• What you will do: Copy each line containing the word "behavior" from the records that follow, please.

• Dataset records:
begin

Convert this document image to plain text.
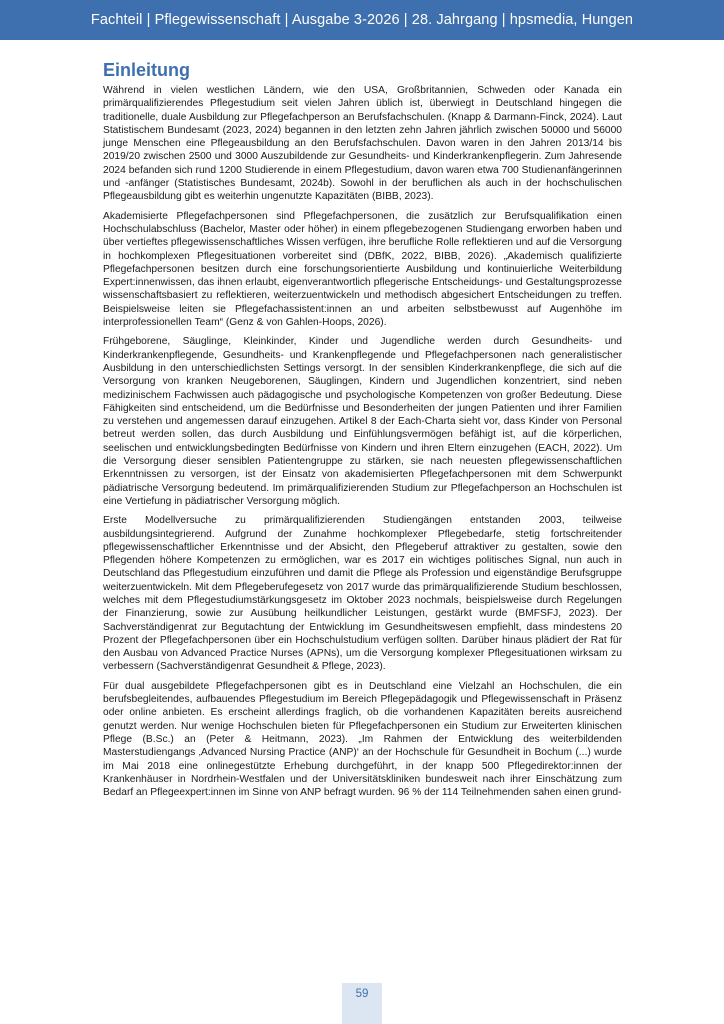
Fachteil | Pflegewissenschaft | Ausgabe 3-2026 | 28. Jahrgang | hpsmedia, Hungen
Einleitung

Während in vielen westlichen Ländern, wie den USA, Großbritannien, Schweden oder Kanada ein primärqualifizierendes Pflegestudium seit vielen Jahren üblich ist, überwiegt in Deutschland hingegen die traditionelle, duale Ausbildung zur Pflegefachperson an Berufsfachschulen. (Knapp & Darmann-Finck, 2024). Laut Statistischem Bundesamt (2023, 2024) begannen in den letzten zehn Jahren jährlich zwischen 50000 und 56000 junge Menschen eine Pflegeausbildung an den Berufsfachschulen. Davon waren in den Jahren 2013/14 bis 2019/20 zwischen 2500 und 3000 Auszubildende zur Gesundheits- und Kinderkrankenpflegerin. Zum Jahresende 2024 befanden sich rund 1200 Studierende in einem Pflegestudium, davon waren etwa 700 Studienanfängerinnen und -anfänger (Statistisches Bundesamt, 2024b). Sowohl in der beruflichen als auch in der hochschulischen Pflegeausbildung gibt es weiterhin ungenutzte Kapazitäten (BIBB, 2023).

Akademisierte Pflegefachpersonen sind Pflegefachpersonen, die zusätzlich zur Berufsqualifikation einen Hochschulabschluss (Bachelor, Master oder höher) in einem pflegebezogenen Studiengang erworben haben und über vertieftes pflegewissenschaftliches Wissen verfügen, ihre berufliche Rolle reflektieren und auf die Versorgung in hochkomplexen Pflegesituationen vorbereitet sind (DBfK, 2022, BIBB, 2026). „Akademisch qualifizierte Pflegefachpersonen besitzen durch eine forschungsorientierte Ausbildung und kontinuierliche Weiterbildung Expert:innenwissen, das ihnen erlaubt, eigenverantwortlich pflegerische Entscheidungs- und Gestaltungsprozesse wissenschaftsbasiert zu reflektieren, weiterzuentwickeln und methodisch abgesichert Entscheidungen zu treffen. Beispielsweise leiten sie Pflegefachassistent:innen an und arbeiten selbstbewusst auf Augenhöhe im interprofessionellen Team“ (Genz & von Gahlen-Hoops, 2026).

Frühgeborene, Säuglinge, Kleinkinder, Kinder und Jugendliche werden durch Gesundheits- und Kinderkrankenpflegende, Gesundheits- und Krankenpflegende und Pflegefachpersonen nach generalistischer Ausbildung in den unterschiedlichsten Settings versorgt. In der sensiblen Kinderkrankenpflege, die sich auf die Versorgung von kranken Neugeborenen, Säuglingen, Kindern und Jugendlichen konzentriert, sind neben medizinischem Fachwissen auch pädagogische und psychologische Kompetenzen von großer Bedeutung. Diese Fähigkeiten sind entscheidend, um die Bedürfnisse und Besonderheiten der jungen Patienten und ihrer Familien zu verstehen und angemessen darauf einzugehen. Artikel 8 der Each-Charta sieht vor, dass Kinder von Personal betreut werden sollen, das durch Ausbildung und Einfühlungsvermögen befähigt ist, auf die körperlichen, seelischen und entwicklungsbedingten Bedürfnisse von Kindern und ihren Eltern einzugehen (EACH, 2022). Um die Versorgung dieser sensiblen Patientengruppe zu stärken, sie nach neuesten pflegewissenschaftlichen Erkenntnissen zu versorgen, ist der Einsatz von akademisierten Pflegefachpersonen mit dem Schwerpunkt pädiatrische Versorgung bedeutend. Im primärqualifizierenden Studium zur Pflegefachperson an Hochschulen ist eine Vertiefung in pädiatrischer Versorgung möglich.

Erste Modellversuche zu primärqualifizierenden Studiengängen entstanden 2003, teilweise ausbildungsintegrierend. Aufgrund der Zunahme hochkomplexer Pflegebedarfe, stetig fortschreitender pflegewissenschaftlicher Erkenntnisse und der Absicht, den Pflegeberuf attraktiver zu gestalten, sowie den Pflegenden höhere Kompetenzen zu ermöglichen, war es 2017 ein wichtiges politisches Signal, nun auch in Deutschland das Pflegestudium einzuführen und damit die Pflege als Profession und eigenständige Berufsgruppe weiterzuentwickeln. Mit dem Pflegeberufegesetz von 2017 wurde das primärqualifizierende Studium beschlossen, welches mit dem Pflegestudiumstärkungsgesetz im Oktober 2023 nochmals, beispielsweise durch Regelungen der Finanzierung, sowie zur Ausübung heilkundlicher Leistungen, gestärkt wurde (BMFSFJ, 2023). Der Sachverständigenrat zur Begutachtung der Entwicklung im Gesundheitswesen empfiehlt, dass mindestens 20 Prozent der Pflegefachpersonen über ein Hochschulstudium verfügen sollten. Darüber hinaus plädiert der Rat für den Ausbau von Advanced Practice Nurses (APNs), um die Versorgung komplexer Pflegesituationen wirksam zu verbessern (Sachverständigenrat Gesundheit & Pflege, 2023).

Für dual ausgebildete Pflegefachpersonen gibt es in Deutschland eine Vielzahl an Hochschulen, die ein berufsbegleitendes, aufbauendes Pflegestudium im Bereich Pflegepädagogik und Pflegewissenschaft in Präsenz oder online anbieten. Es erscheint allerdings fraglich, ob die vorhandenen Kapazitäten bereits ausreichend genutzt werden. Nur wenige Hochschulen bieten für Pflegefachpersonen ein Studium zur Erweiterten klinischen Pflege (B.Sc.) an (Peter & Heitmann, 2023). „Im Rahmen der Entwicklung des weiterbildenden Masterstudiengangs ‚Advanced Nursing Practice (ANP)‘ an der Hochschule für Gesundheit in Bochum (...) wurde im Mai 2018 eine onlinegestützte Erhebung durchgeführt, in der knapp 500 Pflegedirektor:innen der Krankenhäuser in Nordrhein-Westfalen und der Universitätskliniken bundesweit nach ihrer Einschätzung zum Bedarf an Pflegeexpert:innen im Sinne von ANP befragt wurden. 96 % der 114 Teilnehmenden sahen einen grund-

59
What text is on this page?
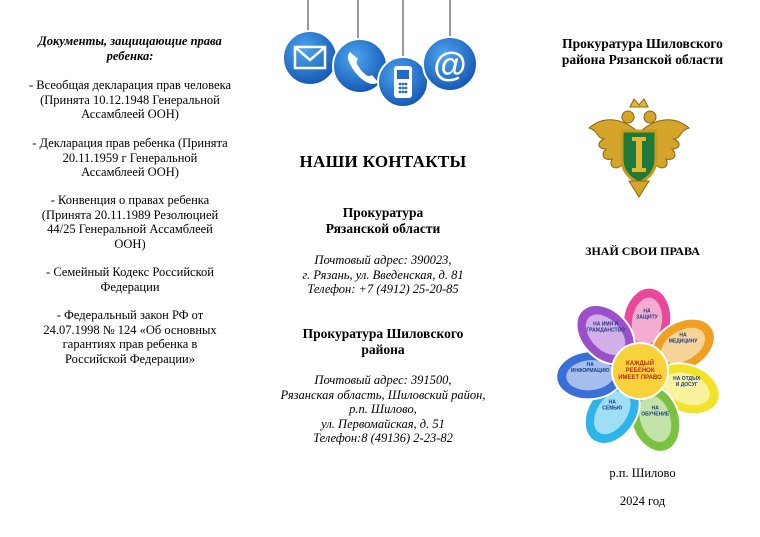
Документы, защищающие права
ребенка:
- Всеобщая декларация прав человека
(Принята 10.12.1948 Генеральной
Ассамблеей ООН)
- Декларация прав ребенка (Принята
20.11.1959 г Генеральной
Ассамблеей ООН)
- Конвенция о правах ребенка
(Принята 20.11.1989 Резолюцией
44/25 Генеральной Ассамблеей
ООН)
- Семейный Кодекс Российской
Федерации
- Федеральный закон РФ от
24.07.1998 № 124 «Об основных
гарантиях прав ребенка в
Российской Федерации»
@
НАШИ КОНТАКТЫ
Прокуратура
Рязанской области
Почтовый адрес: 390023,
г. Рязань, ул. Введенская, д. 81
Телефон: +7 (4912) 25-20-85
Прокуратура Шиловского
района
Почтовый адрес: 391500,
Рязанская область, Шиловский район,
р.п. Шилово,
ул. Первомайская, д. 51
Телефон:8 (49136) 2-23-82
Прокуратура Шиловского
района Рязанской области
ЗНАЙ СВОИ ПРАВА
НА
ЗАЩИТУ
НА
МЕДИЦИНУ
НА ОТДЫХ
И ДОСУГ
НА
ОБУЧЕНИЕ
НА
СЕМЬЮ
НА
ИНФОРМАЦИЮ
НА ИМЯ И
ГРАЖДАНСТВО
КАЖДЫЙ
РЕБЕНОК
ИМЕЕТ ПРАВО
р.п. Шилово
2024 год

end
begin

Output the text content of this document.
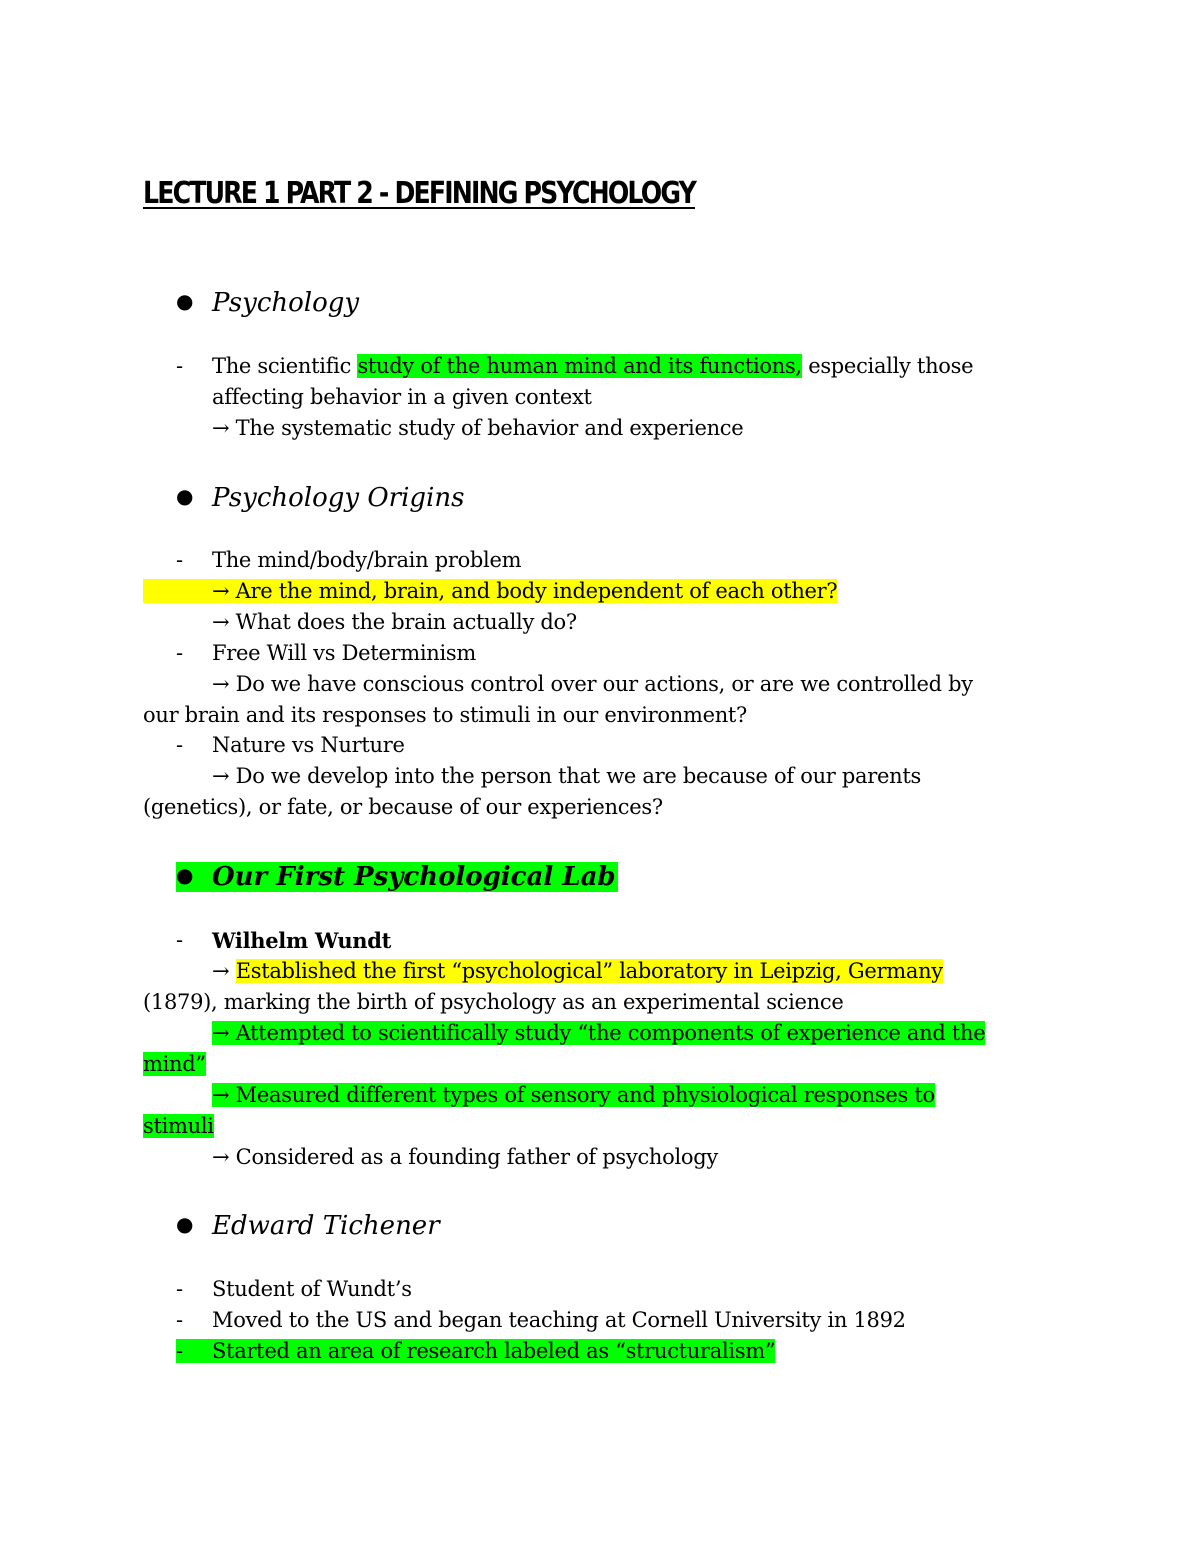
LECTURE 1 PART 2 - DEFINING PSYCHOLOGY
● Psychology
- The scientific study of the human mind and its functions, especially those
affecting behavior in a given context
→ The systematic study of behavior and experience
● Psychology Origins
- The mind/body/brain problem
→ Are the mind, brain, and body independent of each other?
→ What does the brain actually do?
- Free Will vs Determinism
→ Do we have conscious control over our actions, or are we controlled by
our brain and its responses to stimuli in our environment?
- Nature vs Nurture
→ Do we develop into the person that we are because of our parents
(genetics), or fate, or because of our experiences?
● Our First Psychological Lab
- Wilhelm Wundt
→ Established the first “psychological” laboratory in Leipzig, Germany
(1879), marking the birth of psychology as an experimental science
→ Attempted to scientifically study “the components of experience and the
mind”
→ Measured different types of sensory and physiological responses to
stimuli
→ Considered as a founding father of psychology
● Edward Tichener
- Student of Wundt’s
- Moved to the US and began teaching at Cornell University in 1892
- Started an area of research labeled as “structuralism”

end

• Written answer:
affecting behavior in a given context
→ The systematic study of behavior and experience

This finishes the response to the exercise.